### Your goal
Exactly repeat the full listing that follows.

· · · · · · ·

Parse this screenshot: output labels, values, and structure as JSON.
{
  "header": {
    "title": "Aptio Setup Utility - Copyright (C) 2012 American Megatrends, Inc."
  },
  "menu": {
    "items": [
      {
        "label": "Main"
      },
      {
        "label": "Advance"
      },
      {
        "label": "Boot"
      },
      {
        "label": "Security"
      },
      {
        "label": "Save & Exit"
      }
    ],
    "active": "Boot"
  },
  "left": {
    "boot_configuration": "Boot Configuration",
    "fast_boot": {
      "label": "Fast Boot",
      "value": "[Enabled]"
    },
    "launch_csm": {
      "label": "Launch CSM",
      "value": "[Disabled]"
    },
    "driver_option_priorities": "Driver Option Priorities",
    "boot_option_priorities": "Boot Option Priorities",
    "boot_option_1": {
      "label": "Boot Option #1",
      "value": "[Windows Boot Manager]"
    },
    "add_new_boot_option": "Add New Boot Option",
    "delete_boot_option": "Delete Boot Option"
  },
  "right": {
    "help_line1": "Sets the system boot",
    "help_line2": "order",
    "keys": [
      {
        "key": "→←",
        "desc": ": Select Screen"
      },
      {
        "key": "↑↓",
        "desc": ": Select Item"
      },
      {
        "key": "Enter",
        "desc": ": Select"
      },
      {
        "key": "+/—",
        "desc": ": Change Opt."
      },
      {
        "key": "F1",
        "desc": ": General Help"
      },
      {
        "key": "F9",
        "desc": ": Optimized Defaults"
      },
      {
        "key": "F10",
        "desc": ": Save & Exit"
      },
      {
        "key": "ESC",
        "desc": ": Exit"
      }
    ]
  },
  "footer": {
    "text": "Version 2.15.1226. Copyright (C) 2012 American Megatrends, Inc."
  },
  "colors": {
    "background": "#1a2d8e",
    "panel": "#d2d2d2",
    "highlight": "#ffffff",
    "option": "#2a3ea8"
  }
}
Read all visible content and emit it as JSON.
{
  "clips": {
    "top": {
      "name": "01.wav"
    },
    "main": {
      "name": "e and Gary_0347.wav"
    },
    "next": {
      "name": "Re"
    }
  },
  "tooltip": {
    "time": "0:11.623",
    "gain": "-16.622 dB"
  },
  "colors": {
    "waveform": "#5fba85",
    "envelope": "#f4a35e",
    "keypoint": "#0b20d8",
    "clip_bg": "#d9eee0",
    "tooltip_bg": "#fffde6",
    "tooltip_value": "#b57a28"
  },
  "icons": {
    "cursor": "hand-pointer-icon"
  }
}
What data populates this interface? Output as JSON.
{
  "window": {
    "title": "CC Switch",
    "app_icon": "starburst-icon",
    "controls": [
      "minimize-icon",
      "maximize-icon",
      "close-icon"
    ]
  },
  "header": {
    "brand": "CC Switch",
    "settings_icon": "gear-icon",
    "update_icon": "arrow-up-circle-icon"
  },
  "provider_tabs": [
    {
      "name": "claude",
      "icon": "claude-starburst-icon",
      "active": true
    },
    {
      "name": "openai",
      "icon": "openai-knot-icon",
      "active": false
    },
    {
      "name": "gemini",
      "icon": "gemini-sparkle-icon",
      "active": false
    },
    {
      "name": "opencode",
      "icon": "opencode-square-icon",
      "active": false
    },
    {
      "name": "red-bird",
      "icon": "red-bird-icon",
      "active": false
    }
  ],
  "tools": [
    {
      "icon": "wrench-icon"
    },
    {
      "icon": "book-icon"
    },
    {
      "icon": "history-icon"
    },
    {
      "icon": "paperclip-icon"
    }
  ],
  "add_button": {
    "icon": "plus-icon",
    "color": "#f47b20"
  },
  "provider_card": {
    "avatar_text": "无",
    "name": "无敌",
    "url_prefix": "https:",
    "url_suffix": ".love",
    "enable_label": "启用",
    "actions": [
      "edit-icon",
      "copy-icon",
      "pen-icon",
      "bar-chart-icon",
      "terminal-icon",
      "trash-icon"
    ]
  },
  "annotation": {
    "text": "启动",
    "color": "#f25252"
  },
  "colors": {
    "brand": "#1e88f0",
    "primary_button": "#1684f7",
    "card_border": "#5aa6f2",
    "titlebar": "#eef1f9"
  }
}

· · · · · · ·

### Task response
Parse this screenshot: output labels, values, and structure as JSON.
{
  "header": {
    "title": "Aptio Setup Utility - Copyright (C) 2012 American Megatrends, Inc."
  },
  "menu": {
    "items": [
      {
        "label": "Main"
      },
      {
        "label": "Advance"
      },
      {
        "label": "Boot"
      },
      {
        "label": "Security"
      },
      {
        "label": "Save & Exit"
      }
    ],
    "active": "Boot"
  },
  "left": {
    "boot_configuration": "Boot Configuration",
    "fast_boot": {
      "label": "Fast Boot",
      "value": "[Enabled]"
    },
    "launch_csm": {
      "label": "Launch CSM",
      "value": "[Disabled]"
    },
    "driver_option_priorities": "Driver Option Priorities",
    "boot_option_priorities": "Boot Option Priorities",
    "boot_option_1": {
      "label": "Boot Option #1",
      "value": "[Windows Boot Manager]"
    },
    "add_new_boot_option": "Add New Boot Option",
    "delete_boot_option": "Delete Boot Option"
  },
  "right": {
    "help_line1": "Sets the system boot",
    "help_line2": "order",
    "keys": [
      {
        "key": "→←",
        "desc": ": Select Screen"
      },
      {
        "key": "↑↓",
        "desc": ": Select Item"
      },
      {
        "key": "Enter",
        "desc": ": Select"
      },
      {
        "key": "+/—",
        "desc": ": Change Opt."
      },
      {
        "key": "F1",
        "desc": ": General Help"
      },
      {
        "key": "F9",
        "desc": ": Optimized Defaults"
      },
      {
        "key": "F10",
        "desc": ": Save & Exit"
      },
      {
        "key": "ESC",
        "desc": ": Exit"
      }
    ]
  },
  "footer": {
    "text": "Version 2.15.1226. Copyright (C) 2012 American Megatrends, Inc."
  },
  "colors": {
    "background": "#1a2d8e",
    "panel": "#d2d2d2",
    "highlight": "#ffffff",
    "option": "#2a3ea8"
  }
}
Read all visible content and emit it as JSON.
{
  "clips": {
    "top": {
      "name": "01.wav"
    },
    "main": {
      "name": "e and Gary_0347.wav"
    },
    "next": {
      "name": "Re"
    }
  },
  "tooltip": {
    "time": "0:11.623",
    "gain": "-16.622 dB"
  },
  "colors": {
    "waveform": "#5fba85",
    "envelope": "#f4a35e",
    "keypoint": "#0b20d8",
    "clip_bg": "#d9eee0",
    "tooltip_bg": "#fffde6",
    "tooltip_value": "#b57a28"
  },
  "icons": {
    "cursor": "hand-pointer-icon"
  }
}
What data populates this interface? Output as JSON.
{
  "window": {
    "title": "CC Switch",
    "app_icon": "starburst-icon",
    "controls": [
      "minimize-icon",
      "maximize-icon",
      "close-icon"
    ]
  },
  "header": {
    "brand": "CC Switch",
    "settings_icon": "gear-icon",
    "update_icon": "arrow-up-circle-icon"
  },
  "provider_tabs": [
    {
      "name": "claude",
      "icon": "claude-starburst-icon",
      "active": true
    },
    {
      "name": "openai",
      "icon": "openai-knot-icon",
      "active": false
    },
    {
      "name": "gemini",
      "icon": "gemini-sparkle-icon",
      "active": false
    },
    {
      "name": "opencode",
      "icon": "opencode-square-icon",
      "active": false
    },
    {
      "name": "red-bird",
      "icon": "red-bird-icon",
      "active": false
    }
  ],
  "tools": [
    {
      "icon": "wrench-icon"
    },
    {
      "icon": "book-icon"
    },
    {
      "icon": "history-icon"
    },
    {
      "icon": "paperclip-icon"
    }
  ],
  "add_button": {
    "icon": "plus-icon",
    "color": "#f47b20"
  },
  "provider_card": {
    "avatar_text": "无",
    "name": "无敌",
    "url_prefix": "https:",
    "url_suffix": ".love",
    "enable_label": "启用",
    "actions": [
      "edit-icon",
      "copy-icon",
      "pen-icon",
      "bar-chart-icon",
      "terminal-icon",
      "trash-icon"
    ]
  },
  "annotation": {
    "text": "启动",
    "color": "#f25252"
  },
  "colors": {
    "brand": "#1e88f0",
    "primary_button": "#1684f7",
    "card_border": "#5aa6f2",
    "titlebar": "#eef1f9"
  }
}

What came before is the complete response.